Look for the string "Halleinerhütte" in the lines and copy each line that has it.
— begin Entries provided —
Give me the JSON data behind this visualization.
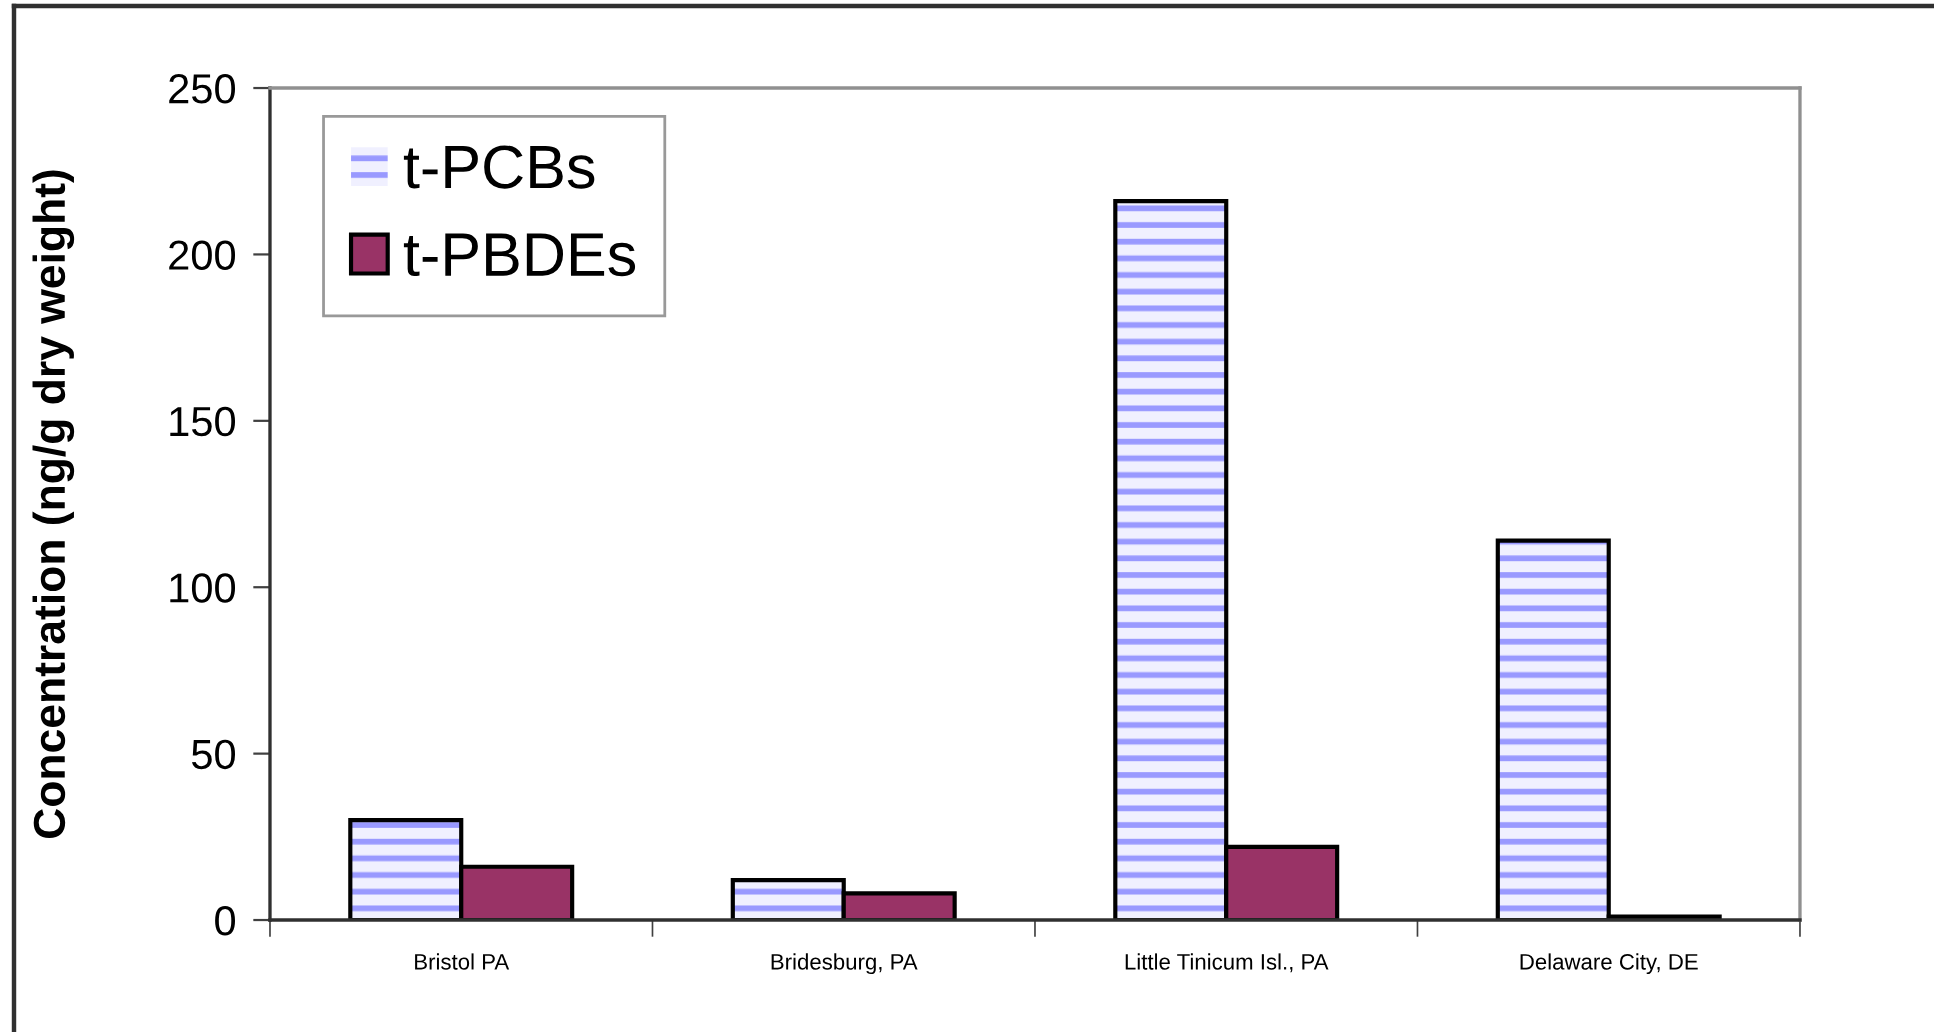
{
  "chart_data": {
    "type": "bar",
    "categories": [
      "Bristol PA",
      "Bridesburg, PA",
      "Little Tinicum Isl., PA",
      "Delaware City, DE"
    ],
    "ylabel": "Concentration (ng/g dry weight)",
    "ylim": [
      0,
      250
    ],
    "yticks": [
      0,
      50,
      100,
      150,
      200,
      250
    ],
    "legend": "top left",
    "grid": false,
    "series": [
      {
        "name": "t-PCBs",
        "color": "#9999ff",
        "values": [
          30,
          12,
          216,
          114
        ]
      },
      {
        "name": "t-PBDEs",
        "color": "#993366",
        "values": [
          16,
          8,
          22,
          1
        ]
      }
    ]
  }
}
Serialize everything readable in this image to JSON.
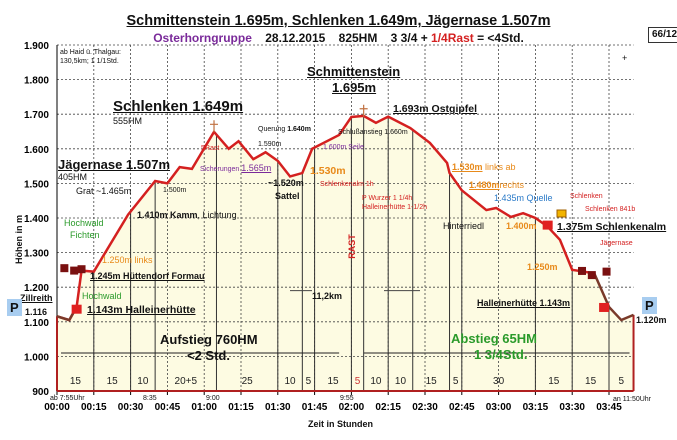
{
  "header": {
    "title": "Schmittenstein 1.695m, Schlenken 1.649m, Jägernase 1.507m",
    "sub_group": "Osterhorngruppe",
    "sub_date": "28.12.2015",
    "sub_hm": "825HM",
    "sub_time": "3 3/4 + ",
    "sub_rast": "1/4Rast",
    "sub_total": " = <4Std.",
    "badge": "66/12",
    "plus": "+"
  },
  "info_box": {
    "col1_l1": "ab Haid ü.",
    "col1_l2": "130,5km;",
    "col2_l1": "Thalgau:",
    "col2_l2": "1 1/1Std."
  },
  "chart_data": {
    "type": "area",
    "xlabel": "Zeit in Stunden",
    "ylabel": "Höhen in m",
    "ylim": [
      900,
      1900
    ],
    "xlim": [
      "00:00",
      "03:55"
    ],
    "y_ticks": [
      "900",
      "1.000",
      "1.100",
      "1.200",
      "1.300",
      "1.400",
      "1.500",
      "1.600",
      "1.700",
      "1.800",
      "1.900"
    ],
    "x_ticks": [
      "00:00",
      "00:15",
      "00:30",
      "00:45",
      "01:00",
      "01:15",
      "01:30",
      "01:45",
      "02:00",
      "02:15",
      "02:30",
      "02:45",
      "03:00",
      "03:15",
      "03:30",
      "03:45"
    ],
    "grid": true,
    "colors": {
      "line": "#d42020",
      "fill": "#fdfbe2",
      "descent_end": "#7a3a2a"
    },
    "profile": [
      [
        "00:00",
        1116
      ],
      [
        "00:05",
        1105
      ],
      [
        "00:08",
        1143
      ],
      [
        "00:10",
        1248
      ],
      [
        "00:15",
        1245
      ],
      [
        "00:29",
        1410
      ],
      [
        "00:40",
        1507
      ],
      [
        "00:45",
        1500
      ],
      [
        "00:50",
        1547
      ],
      [
        "00:55",
        1542
      ],
      [
        "01:04",
        1649
      ],
      [
        "01:10",
        1600
      ],
      [
        "01:14",
        1622
      ],
      [
        "01:20",
        1570
      ],
      [
        "01:25",
        1590
      ],
      [
        "01:30",
        1565
      ],
      [
        "01:35",
        1520
      ],
      [
        "01:40",
        1530
      ],
      [
        "01:44",
        1600
      ],
      [
        "01:55",
        1640
      ],
      [
        "02:00",
        1692
      ],
      [
        "02:05",
        1695
      ],
      [
        "02:10",
        1675
      ],
      [
        "02:15",
        1693
      ],
      [
        "02:24",
        1660
      ],
      [
        "02:32",
        1617
      ],
      [
        "02:39",
        1559
      ],
      [
        "02:40",
        1530
      ],
      [
        "02:45",
        1480
      ],
      [
        "02:55",
        1423
      ],
      [
        "02:59",
        1429
      ],
      [
        "03:05",
        1403
      ],
      [
        "03:10",
        1414
      ],
      [
        "03:15",
        1400
      ],
      [
        "03:20",
        1375
      ],
      [
        "03:25",
        1337
      ],
      [
        "03:30",
        1250
      ],
      [
        "03:33",
        1247
      ],
      [
        "03:39",
        1240
      ],
      [
        "03:45",
        1143
      ],
      [
        "03:50",
        1105
      ],
      [
        "03:55",
        1120
      ]
    ],
    "segment_boundaries": [
      "00:15",
      "00:30",
      "00:40",
      "01:05",
      "01:30",
      "01:40",
      "01:45",
      "02:00",
      "02:05",
      "02:15",
      "02:25",
      "02:40",
      "02:45",
      "03:15",
      "03:30",
      "03:45",
      "03:55"
    ],
    "segment_labels": [
      "15",
      "15",
      "10",
      "20+5",
      "25",
      "10",
      "5",
      "15",
      "5",
      "10",
      "10",
      "15",
      "5",
      "30",
      "15",
      "15",
      "5"
    ],
    "clock_labels": {
      "start": "ab 7:55Uhr",
      "t1": "8:35",
      "t2": "9:00",
      "t3": "9:55",
      "end": "an 11:50Uhr"
    },
    "annotations": {
      "schlenken": "Schlenken 1.649m",
      "schlenken_hm": "555HM",
      "jaegernase": "Jägernase 1.507m",
      "jaegernase_hm": "405HM",
      "grat": "Grat ~1.465m",
      "p1500": "1.500m",
      "kamm": "1.410m Kamm",
      "lichtung": ", Lichtung",
      "hochwald1": "Hochwald",
      "fichten": "Fichten",
      "links1250": "1.250m links",
      "formau": "1.245m Hüttendorf Formau",
      "hochwald2": "Hochwald",
      "hallein1": "1.143m Halleinerhütte",
      "zillreith": "Zillreith",
      "start_elev": "1.116",
      "parking": "P",
      "aufstieg": "Aufstieg 760HM",
      "aufstieg_time": "<2 Std.",
      "schmittenstein": "Schmittenstein",
      "schmittenstein_elev": "1.695m",
      "ostgipfel": "1.693m Ostgipfel",
      "querung": "Querung ",
      "querung_elev": "1.640m",
      "p1590": "1.590m",
      "sicherungen": "Sicherungen ",
      "sicherungen_elev": "1.565m",
      "sattel_elev": "~1.520m",
      "sattel": "Sattel",
      "p1530": "1.530m",
      "schlenkenalm_1h": "Schlenkenalm 1h",
      "schluss": "Schlußanstieg 1.660m",
      "seile": "1.600m Seile",
      "rast5": "5Rast",
      "rast": "RAST",
      "wurzer": "P Wurzer 1 1/4h",
      "hallein_time": "Halleinerhütte 1-1/2h",
      "links_ab_elev": "1.530m",
      "links_ab": " links ab",
      "rechts_elev": "1.480m",
      "rechts": "rechts",
      "quelle": "1.435m Quelle",
      "sign_schlenken": "Schlenken",
      "sign_841": "Schlenken 841b",
      "hinterriedl": "Hinterriedl",
      "p1400": "1.400m",
      "schlenkenalm": "1.375m Schlenkenalm",
      "sign_jaeger": "Jägernase",
      "p1250": "1.250m",
      "hallein2": "Halleinerhütte 1.143m",
      "end_elev": "1.120m",
      "distance": "11,2km",
      "abstieg": "Abstieg 65HM",
      "abstieg_time": "1 3/4Std."
    }
  }
}
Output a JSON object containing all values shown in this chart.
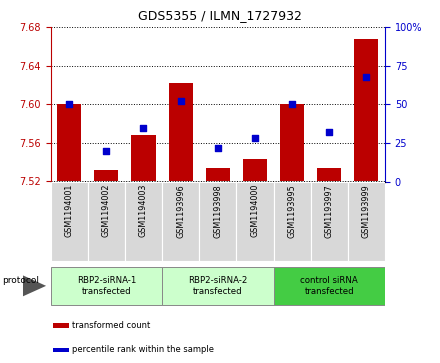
{
  "title": "GDS5355 / ILMN_1727932",
  "samples": [
    "GSM1194001",
    "GSM1194002",
    "GSM1194003",
    "GSM1193996",
    "GSM1193998",
    "GSM1194000",
    "GSM1193995",
    "GSM1193997",
    "GSM1193999"
  ],
  "bar_values": [
    7.6,
    7.532,
    7.568,
    7.622,
    7.534,
    7.543,
    7.6,
    7.534,
    7.668
  ],
  "percentile_values": [
    50,
    20,
    35,
    52,
    22,
    28,
    50,
    32,
    68
  ],
  "ylim_left": [
    7.52,
    7.68
  ],
  "ylim_right": [
    0,
    100
  ],
  "yticks_left": [
    7.52,
    7.56,
    7.6,
    7.64,
    7.68
  ],
  "yticks_right": [
    0,
    25,
    50,
    75,
    100
  ],
  "bar_color": "#bb0000",
  "dot_color": "#0000cc",
  "protocol_groups": [
    {
      "label": "RBP2-siRNA-1\ntransfected",
      "indices": [
        0,
        1,
        2
      ],
      "color": "#ccffcc"
    },
    {
      "label": "RBP2-siRNA-2\ntransfected",
      "indices": [
        3,
        4,
        5
      ],
      "color": "#ccffcc"
    },
    {
      "label": "control siRNA\ntransfected",
      "indices": [
        6,
        7,
        8
      ],
      "color": "#44cc44"
    }
  ],
  "protocol_label": "protocol",
  "legend_items": [
    {
      "color": "#bb0000",
      "label": "transformed count"
    },
    {
      "color": "#0000cc",
      "label": "percentile rank within the sample"
    }
  ],
  "bar_width": 0.65,
  "base_value": 7.52
}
— end Entries provided —
**Output of the exercise**.
      "hallein1": "1.143m Halleinerhütte",
      "hallein_time": "Halleinerhütte 1-1/2h",
      "hallein2": "Halleinerhütte 1.143m",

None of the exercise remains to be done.